# Task brief:
Give the data below again, word for word.

▼

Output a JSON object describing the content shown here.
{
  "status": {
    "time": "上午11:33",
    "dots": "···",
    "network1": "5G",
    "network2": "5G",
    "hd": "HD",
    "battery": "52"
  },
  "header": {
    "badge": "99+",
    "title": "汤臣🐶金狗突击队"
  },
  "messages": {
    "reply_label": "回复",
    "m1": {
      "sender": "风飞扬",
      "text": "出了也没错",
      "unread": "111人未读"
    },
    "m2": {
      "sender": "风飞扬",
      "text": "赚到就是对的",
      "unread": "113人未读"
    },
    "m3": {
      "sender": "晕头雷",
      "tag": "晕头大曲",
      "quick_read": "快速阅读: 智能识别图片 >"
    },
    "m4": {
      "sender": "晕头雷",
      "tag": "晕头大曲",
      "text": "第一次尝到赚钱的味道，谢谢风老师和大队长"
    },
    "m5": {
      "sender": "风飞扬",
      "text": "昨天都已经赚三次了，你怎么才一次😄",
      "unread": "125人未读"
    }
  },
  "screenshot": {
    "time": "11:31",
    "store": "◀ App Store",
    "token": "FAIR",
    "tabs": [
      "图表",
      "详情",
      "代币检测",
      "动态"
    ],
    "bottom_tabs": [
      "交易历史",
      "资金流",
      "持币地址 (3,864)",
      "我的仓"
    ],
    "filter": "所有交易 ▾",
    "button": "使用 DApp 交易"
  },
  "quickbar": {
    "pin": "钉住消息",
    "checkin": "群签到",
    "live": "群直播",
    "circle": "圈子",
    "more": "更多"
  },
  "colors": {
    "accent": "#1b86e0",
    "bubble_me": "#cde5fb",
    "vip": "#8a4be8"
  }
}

▲

# Complete response:
Output a JSON object describing the content shown here.
{
  "status": {
    "time": "上午11:33",
    "dots": "···",
    "network1": "5G",
    "network2": "5G",
    "hd": "HD",
    "battery": "52"
  },
  "header": {
    "badge": "99+",
    "title": "汤臣🐶金狗突击队"
  },
  "messages": {
    "reply_label": "回复",
    "m1": {
      "sender": "风飞扬",
      "text": "出了也没错",
      "unread": "111人未读"
    },
    "m2": {
      "sender": "风飞扬",
      "text": "赚到就是对的",
      "unread": "113人未读"
    },
    "m3": {
      "sender": "晕头雷",
      "tag": "晕头大曲",
      "quick_read": "快速阅读: 智能识别图片 >"
    },
    "m4": {
      "sender": "晕头雷",
      "tag": "晕头大曲",
      "text": "第一次尝到赚钱的味道，谢谢风老师和大队长"
    },
    "m5": {
      "sender": "风飞扬",
      "text": "昨天都已经赚三次了，你怎么才一次😄",
      "unread": "125人未读"
    }
  },
  "screenshot": {
    "time": "11:31",
    "store": "◀ App Store",
    "token": "FAIR",
    "tabs": [
      "图表",
      "详情",
      "代币检测",
      "动态"
    ],
    "bottom_tabs": [
      "交易历史",
      "资金流",
      "持币地址 (3,864)",
      "我的仓"
    ],
    "filter": "所有交易 ▾",
    "button": "使用 DApp 交易"
  },
  "quickbar": {
    "pin": "钉住消息",
    "checkin": "群签到",
    "live": "群直播",
    "circle": "圈子",
    "more": "更多"
  },
  "colors": {
    "accent": "#1b86e0",
    "bubble_me": "#cde5fb",
    "vip": "#8a4be8"
  }
}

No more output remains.